» **Data provided**:
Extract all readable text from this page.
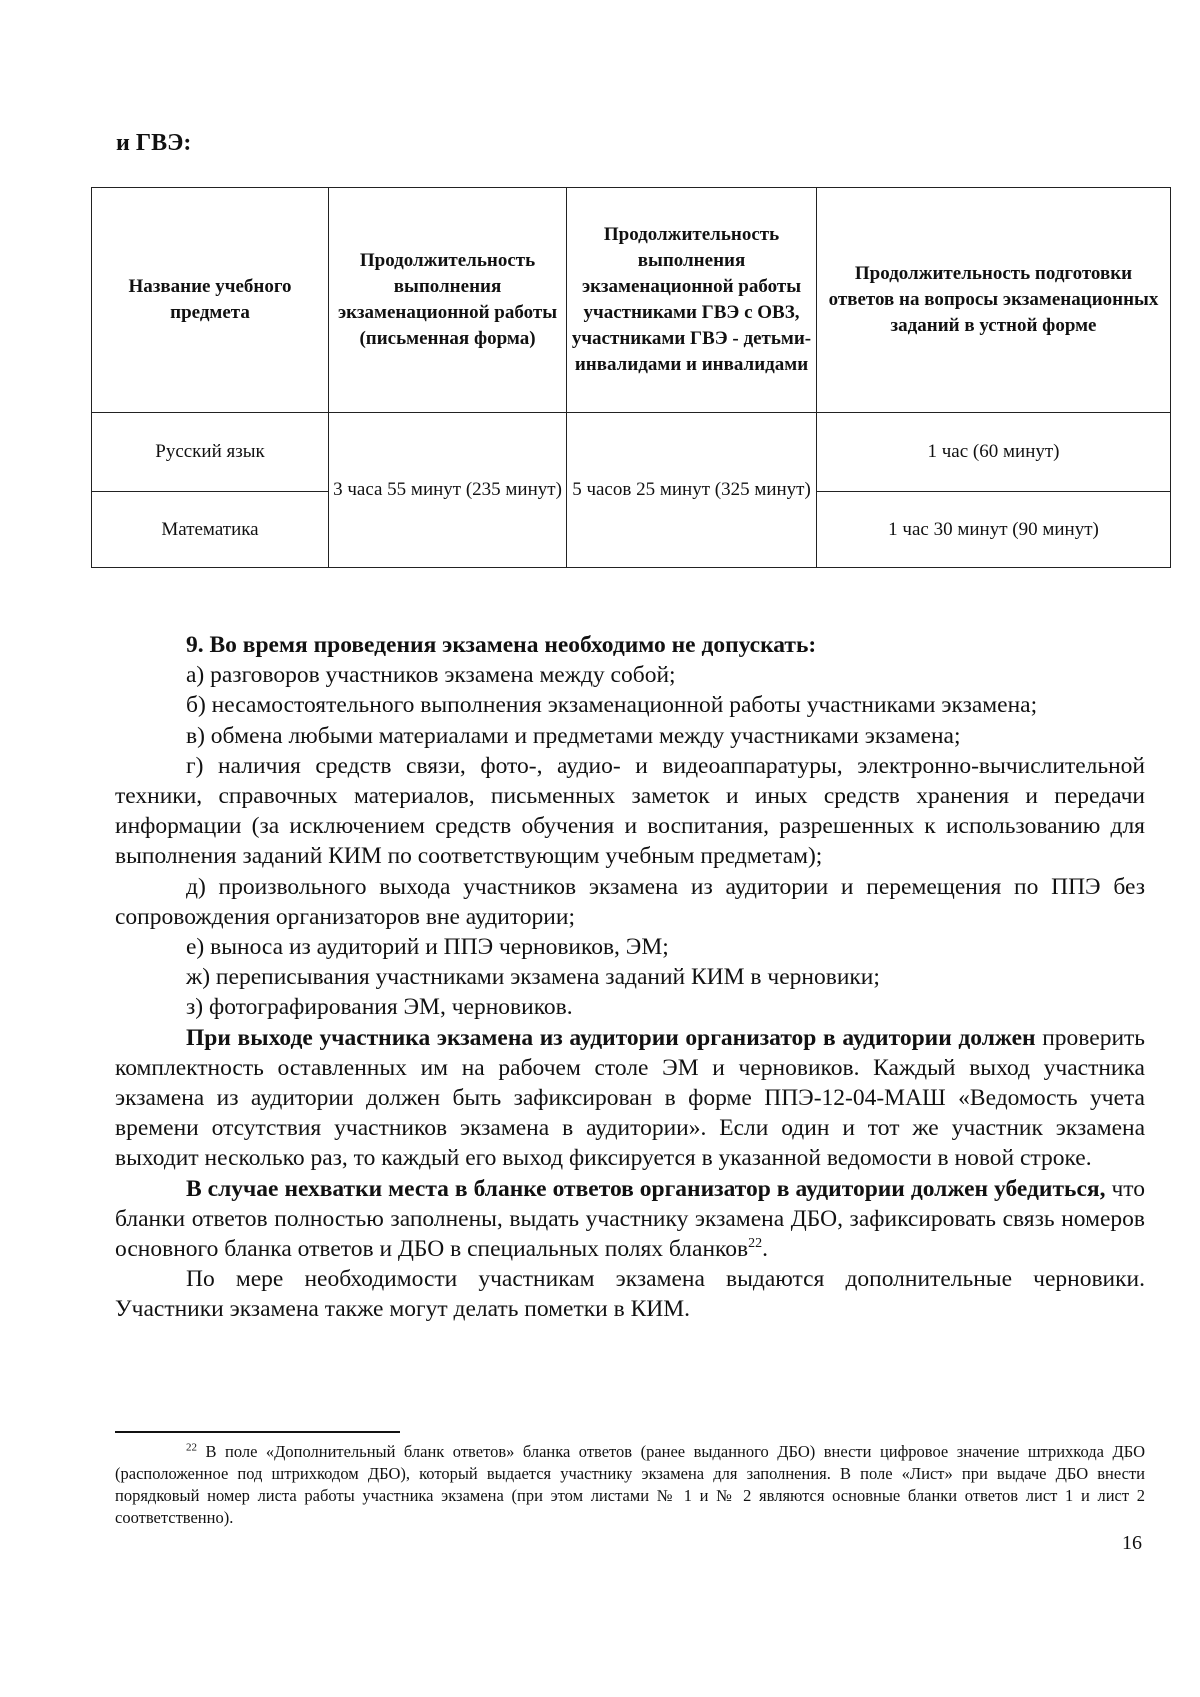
и ГВЭ:
Название учебного предмета	Продолжительность выполнения экзаменационной работы (письменная форма)	Продолжительность выполнения экзаменационной работы участниками ГВЭ с ОВЗ, участниками ГВЭ - детьми-инвалидами и инвалидами	Продолжительность подготовки ответов на вопросы экзаменационных заданий в устной форме
Русский язык	3 часа 55 минут (235 минут)	5 часов 25 минут (325 минут)	1 час (60 минут)
Математика			1 час 30 минут (90 минут)

9. Во время проведения экзамена необходимо не допускать:

а) разговоров участников экзамена между собой;

б) несамостоятельного выполнения экзаменационной работы участниками экзамена;

в) обмена любыми материалами и предметами между участниками экзамена;

г) наличия средств связи, фото-, аудио- и видеоаппаратуры, электронно-вычислительной техники, справочных материалов, письменных заметок и иных средств хранения и передачи информации (за исключением средств обучения и воспитания, разрешенных к использованию для выполнения заданий КИМ по соответствующим учебным предметам);

д) произвольного выхода участников экзамена из аудитории и перемещения по ППЭ без сопровождения организаторов вне аудитории;

е) выноса из аудиторий и ППЭ черновиков, ЭМ;

ж) переписывания участниками экзамена заданий КИМ в черновики;

з) фотографирования ЭМ, черновиков.

При выходе участника экзамена из аудитории организатор в аудитории должен проверить комплектность оставленных им на рабочем столе ЭМ и черновиков. Каждый выход участника экзамена из аудитории должен быть зафиксирован в форме ППЭ-12-04-МАШ «Ведомость учета времени отсутствия участников экзамена в аудитории». Если один и тот же участник экзамена выходит несколько раз, то каждый его выход фиксируется в указанной ведомости в новой строке.

В случае нехватки места в бланке ответов организатор в аудитории должен убедиться, что бланки ответов полностью заполнены, выдать участнику экзамена ДБО, зафиксировать связь номеров основного бланка ответов и ДБО в специальных полях бланков$^{22}$.

По мере необходимости участникам экзамена выдаются дополнительные черновики. Участники экзамена также могут делать пометки в КИМ.

$^{22}$ В поле «Дополнительный бланк ответов» бланка ответов (ранее выданного ДБО) внести цифровое значение штрихкода ДБО (расположенное под штрихкодом ДБО), который выдается участнику экзамена для заполнения. В поле «Лист» при выдаче ДБО внести порядковый номер листа работы участника экзамена (при этом листами № 1 и № 2 являются основные бланки ответов лист 1 и лист 2 соответственно).

16
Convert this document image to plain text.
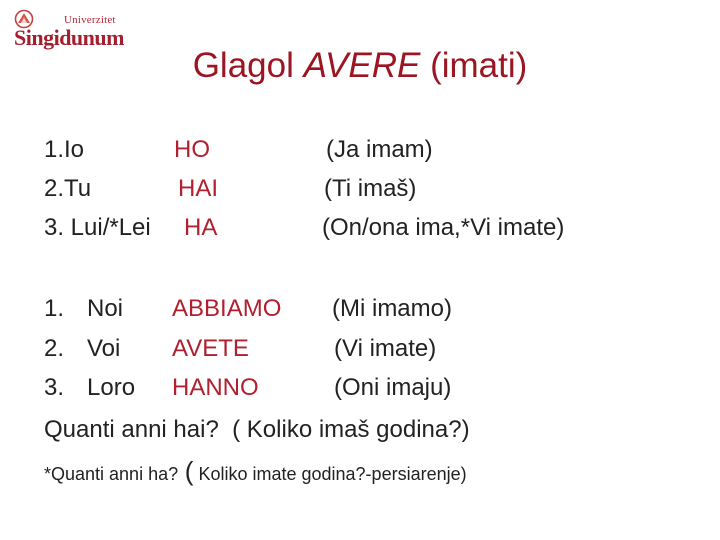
Univerzitet
Singidunum
Glagol AVERE (imati)
1. Io	HO	(Ja imam)
2. Tu	HAI	(Ti imaš)
3. Lui/*Lei HA	(On/ona ima,*Vi imate)
1. Noi ABBIAMO (Mi imamo)
2. Voi AVETE	(Vi imate)
3. Loro HANNO	(Oni imaju)
Quanti anni hai?  ( Koliko imaš godina?)
*Quanti anni ha? ( Koliko imate godina?-persiarenje)
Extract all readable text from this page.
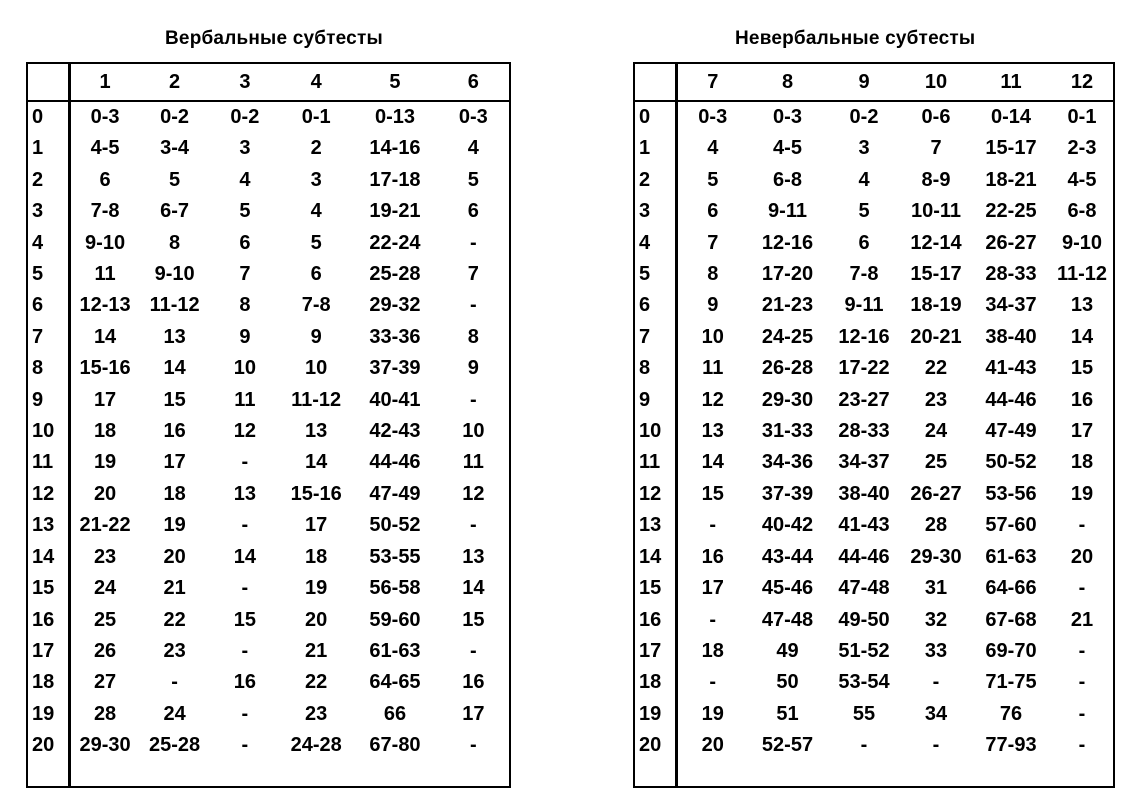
Вербальные субтесты	Невербальные субтесты
	1	2	3	4	5	6
0	0-3	0-2	0-2	0-1	0-13	0-3
1	4-5	3-4	3	2	14-16	4
2	6	5	4	3	17-18	5
3	7-8	6-7	5	4	19-21	6
4	9-10	8	6	5	22-24	-
5	11	9-10	7	6	25-28	7
6	12-13	11-12	8	7-8	29-32	-
7	14	13	9	9	33-36	8
8	15-16	14	10	10	37-39	9
9	17	15	11	11-12	40-41	-
10	18	16	12	13	42-43	10
11	19	17	-	14	44-46	11
12	20	18	13	15-16	47-49	12
13	21-22	19	-	17	50-52	-
14	23	20	14	18	53-55	13
15	24	21	-	19	56-58	14
16	25	22	15	20	59-60	15
17	26	23	-	21	61-63	-
18	27	-	16	22	64-65	16
19	28	24	-	23	66	17
20	29-30	25-28	-	24-28	67-80	-
	7	8	9	10	11	12
0	0-3	0-3	0-2	0-6	0-14	0-1
1	4	4-5	3	7	15-17	2-3
2	5	6-8	4	8-9	18-21	4-5
3	6	9-11	5	10-11	22-25	6-8
4	7	12-16	6	12-14	26-27	9-10
5	8	17-20	7-8	15-17	28-33	11-12
6	9	21-23	9-11	18-19	34-37	13
7	10	24-25	12-16	20-21	38-40	14
8	11	26-28	17-22	22	41-43	15
9	12	29-30	23-27	23	44-46	16
10	13	31-33	28-33	24	47-49	17
11	14	34-36	34-37	25	50-52	18
12	15	37-39	38-40	26-27	53-56	19
13	-	40-42	41-43	28	57-60	-
14	16	43-44	44-46	29-30	61-63	20
15	17	45-46	47-48	31	64-66	-
16	-	47-48	49-50	32	67-68	21
17	18	49	51-52	33	69-70	-
18	-	50	53-54	-	71-75	-
19	19	51	55	34	76	-
20	20	52-57	-	-	77-93	-
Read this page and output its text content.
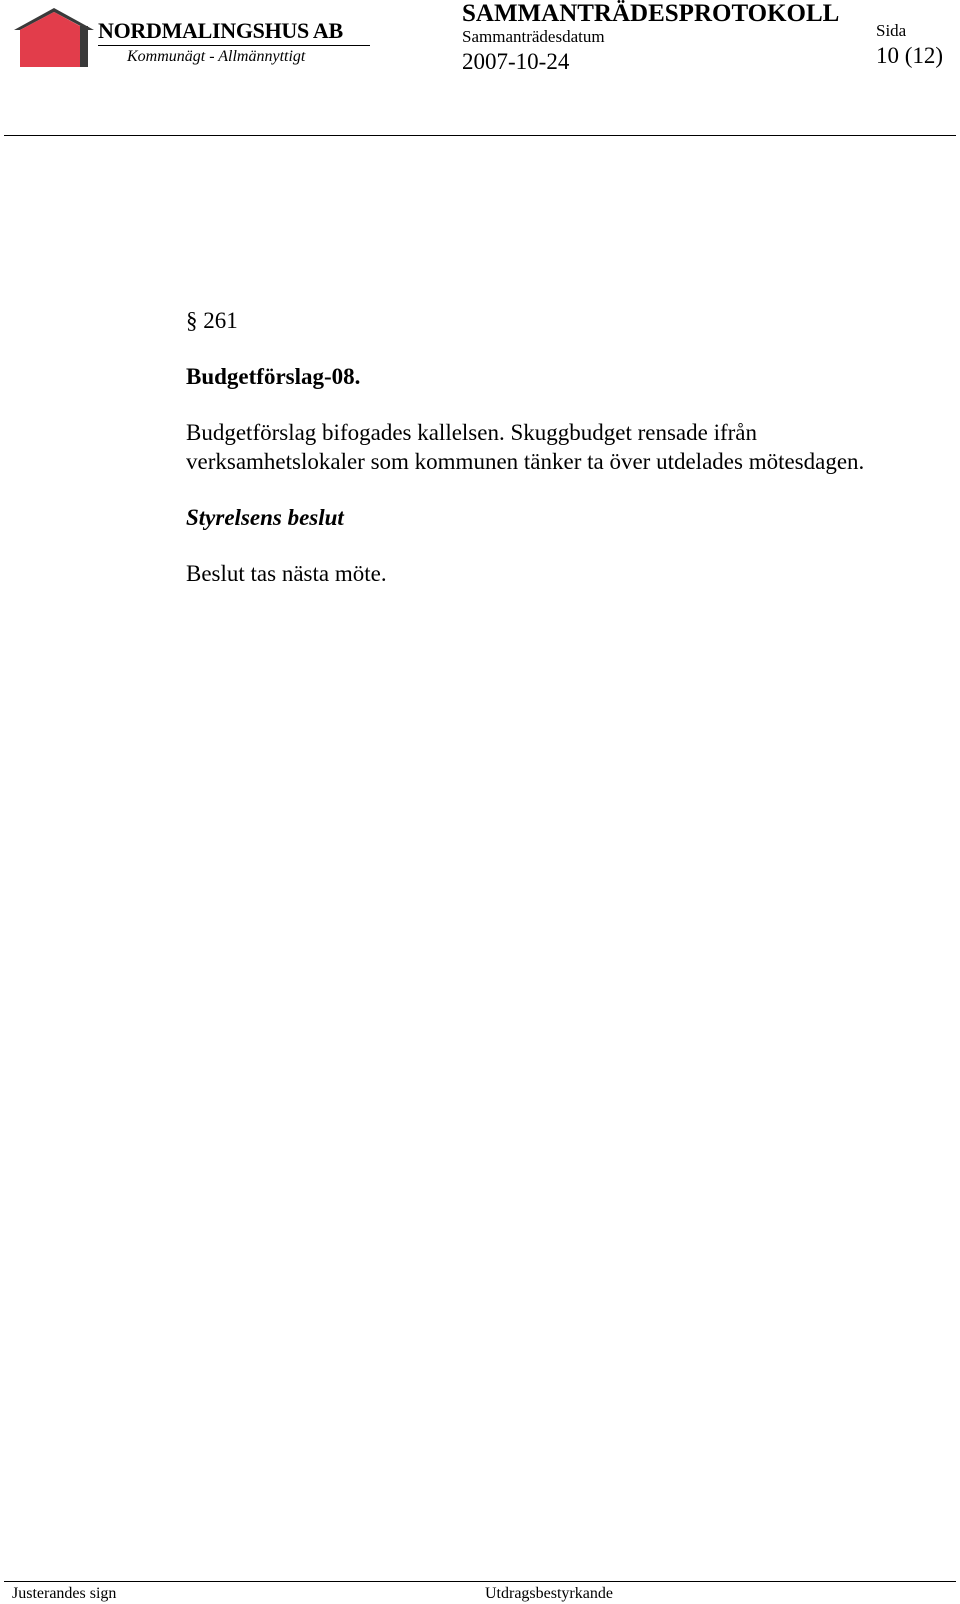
NORDMALINGSHUS AB
Kommunägt - Allmännyttigt
SAMMANTRÄDESPROTOKOLL
Sammanträdesdatum
2007-10-24
Sida
10 (12)

§ 261

Budgetförslag-08.

Budgetförslag bifogades kallelsen. Skuggbudget rensade ifrån verksamhetslokaler som kommunen tänker ta över utdelades mötesdagen.

Styrelsens beslut

Beslut tas nästa möte.

Justerandes sign	Utdragsbestyrkande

» **Prompt**: The material above must be printed exactly, with its pictures left out.

» **Task output**:
Extract all readable text from this page.
и ГВЭ:
Название учебного предмета	Продолжительность выполнения экзаменационной работы (письменная форма)	Продолжительность выполнения экзаменационной работы участниками ГВЭ с ОВЗ, участниками ГВЭ - детьми-инвалидами и инвалидами	Продолжительность подготовки ответов на вопросы экзаменационных заданий в устной форме
Русский язык	3 часа 55 минут (235 минут)	5 часов 25 минут (325 минут)	1 час (60 минут)
Математика			1 час 30 минут (90 минут)

9. Во время проведения экзамена необходимо не допускать:

а) разговоров участников экзамена между собой;

б) несамостоятельного выполнения экзаменационной работы участниками экзамена;

в) обмена любыми материалами и предметами между участниками экзамена;

г) наличия средств связи, фото-, аудио- и видеоаппаратуры, электронно-вычислительной техники, справочных материалов, письменных заметок и иных средств хранения и передачи информации (за исключением средств обучения и воспитания, разрешенных к использованию для выполнения заданий КИМ по соответствующим учебным предметам);

д) произвольного выхода участников экзамена из аудитории и перемещения по ППЭ без сопровождения организаторов вне аудитории;

е) выноса из аудиторий и ППЭ черновиков, ЭМ;

ж) переписывания участниками экзамена заданий КИМ в черновики;

з) фотографирования ЭМ, черновиков.

При выходе участника экзамена из аудитории организатор в аудитории должен проверить комплектность оставленных им на рабочем столе ЭМ и черновиков. Каждый выход участника экзамена из аудитории должен быть зафиксирован в форме ППЭ-12-04-МАШ «Ведомость учета времени отсутствия участников экзамена в аудитории». Если один и тот же участник экзамена выходит несколько раз, то каждый его выход фиксируется в указанной ведомости в новой строке.

В случае нехватки места в бланке ответов организатор в аудитории должен убедиться, что бланки ответов полностью заполнены, выдать участнику экзамена ДБО, зафиксировать связь номеров основного бланка ответов и ДБО в специальных полях бланков$^{22}$.

По мере необходимости участникам экзамена выдаются дополнительные черновики. Участники экзамена также могут делать пометки в КИМ.

$^{22}$ В поле «Дополнительный бланк ответов» бланка ответов (ранее выданного ДБО) внести цифровое значение штрихкода ДБО (расположенное под штрихкодом ДБО), который выдается участнику экзамена для заполнения. В поле «Лист» при выдаче ДБО внести порядковый номер листа работы участника экзамена (при этом листами № 1 и № 2 являются основные бланки ответов лист 1 и лист 2 соответственно).

16
Convert this document image to plain text.
Univerzitet
Singidunum
Glagol AVERE (imati)
1. Io	HO	(Ja imam)
2. Tu	HAI	(Ti imaš)
3. Lui/*Lei HA	(On/ona ima,*Vi imate)
1. Noi ABBIAMO (Mi imamo)
2. Voi AVETE	(Vi imate)
3. Loro HANNO	(Oni imaju)
Quanti anni hai?  ( Koliko imaš godina?)
*Quanti anni ha? ( Koliko imate godina?-persiarenje)
Extract all readable text from this page.
Вербальные субтесты	Невербальные субтесты
	1	2	3	4	5	6
0	0-3	0-2	0-2	0-1	0-13	0-3
1	4-5	3-4	3	2	14-16	4
2	6	5	4	3	17-18	5
3	7-8	6-7	5	4	19-21	6
4	9-10	8	6	5	22-24	-
5	11	9-10	7	6	25-28	7
6	12-13	11-12	8	7-8	29-32	-
7	14	13	9	9	33-36	8
8	15-16	14	10	10	37-39	9
9	17	15	11	11-12	40-41	-
10	18	16	12	13	42-43	10
11	19	17	-	14	44-46	11
12	20	18	13	15-16	47-49	12
13	21-22	19	-	17	50-52	-
14	23	20	14	18	53-55	13
15	24	21	-	19	56-58	14
16	25	22	15	20	59-60	15
17	26	23	-	21	61-63	-
18	27	-	16	22	64-65	16
19	28	24	-	23	66	17
20	29-30	25-28	-	24-28	67-80	-
	7	8	9	10	11	12
0	0-3	0-3	0-2	0-6	0-14	0-1
1	4	4-5	3	7	15-17	2-3
2	5	6-8	4	8-9	18-21	4-5
3	6	9-11	5	10-11	22-25	6-8
4	7	12-16	6	12-14	26-27	9-10
5	8	17-20	7-8	15-17	28-33	11-12
6	9	21-23	9-11	18-19	34-37	13
7	10	24-25	12-16	20-21	38-40	14
8	11	26-28	17-22	22	41-43	15
9	12	29-30	23-27	23	44-46	16
10	13	31-33	28-33	24	47-49	17
11	14	34-36	34-37	25	50-52	18
12	15	37-39	38-40	26-27	53-56	19
13	-	40-42	41-43	28	57-60	-
14	16	43-44	44-46	29-30	61-63	20
15	17	45-46	47-48	31	64-66	-
16	-	47-48	49-50	32	67-68	21
17	18	49	51-52	33	69-70	-
18	-	50	53-54	-	71-75	-
19	19	51	55	34	76	-
20	20	52-57	-	-	77-93	-
Read this page and output its text content.
NORDMALINGSHUS AB
Kommunägt - Allmännyttigt
SAMMANTRÄDESPROTOKOLL
Sammanträdesdatum
2007-10-24
Sida
10 (12)

§ 261

Budgetförslag-08.

Budgetförslag bifogades kallelsen. Skuggbudget rensade ifrån verksamhetslokaler som kommunen tänker ta över utdelades mötesdagen.

Styrelsens beslut

Beslut tas nästa möte.

Justerandes sign	Utdragsbestyrkande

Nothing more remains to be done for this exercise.